* Challenge *
Repeat every entry word for word, skipping the pictures.

Dataset records
— begin —
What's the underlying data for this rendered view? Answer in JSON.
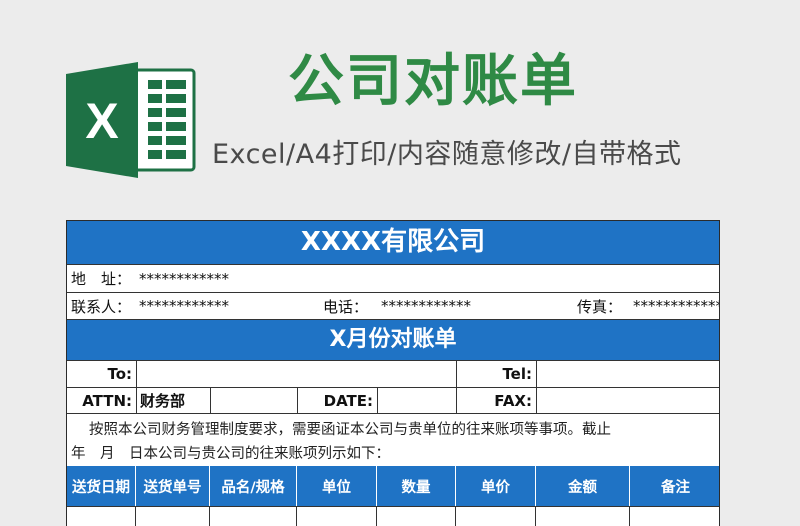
{
  "header": {
    "title": "公司对账单",
    "subtitle": "Excel/A4打印/内容随意修改/自带格式",
    "logo_letter": "X",
    "logo_green": "#1e7145",
    "title_color": "#2f8a45"
  },
  "sheet": {
    "company": "XXXX有限公司",
    "address_label": "地　址：",
    "address_value": "************",
    "contact_label": "联系人：",
    "contact_value": "************",
    "phone_label": "电话：",
    "phone_value": "************",
    "fax_label": "传真：",
    "fax_value": "************",
    "month_title": "X月份对账单",
    "to_label": "To:",
    "tel_label": "Tel:",
    "attn_label": "ATTN:",
    "attn_value": "财务部",
    "date_label": "DATE:",
    "fax2_label": "FAX:",
    "intro_line1": "按照本公司财务管理制度要求，需要函证本公司与贵单位的往来账项等事项。截止",
    "intro_line2": "年　月　日本公司与贵公司的往来账项列示如下：",
    "columns": [
      "送货日期",
      "送货单号",
      "品名/规格",
      "单位",
      "数量",
      "单价",
      "金额",
      "备注"
    ],
    "accent_color": "#1f73c5"
  }
}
— end —
* Correct answer *
What's the underlying data for this rendered view? Answer in JSON.
{
  "header": {
    "title": "公司对账单",
    "subtitle": "Excel/A4打印/内容随意修改/自带格式",
    "logo_letter": "X",
    "logo_green": "#1e7145",
    "title_color": "#2f8a45"
  },
  "sheet": {
    "company": "XXXX有限公司",
    "address_label": "地　址：",
    "address_value": "************",
    "contact_label": "联系人：",
    "contact_value": "************",
    "phone_label": "电话：",
    "phone_value": "************",
    "fax_label": "传真：",
    "fax_value": "************",
    "month_title": "X月份对账单",
    "to_label": "To:",
    "tel_label": "Tel:",
    "attn_label": "ATTN:",
    "attn_value": "财务部",
    "date_label": "DATE:",
    "fax2_label": "FAX:",
    "intro_line1": "按照本公司财务管理制度要求，需要函证本公司与贵单位的往来账项等事项。截止",
    "intro_line2": "年　月　日本公司与贵公司的往来账项列示如下：",
    "columns": [
      "送货日期",
      "送货单号",
      "品名/规格",
      "单位",
      "数量",
      "单价",
      "金额",
      "备注"
    ],
    "accent_color": "#1f73c5"
  }
}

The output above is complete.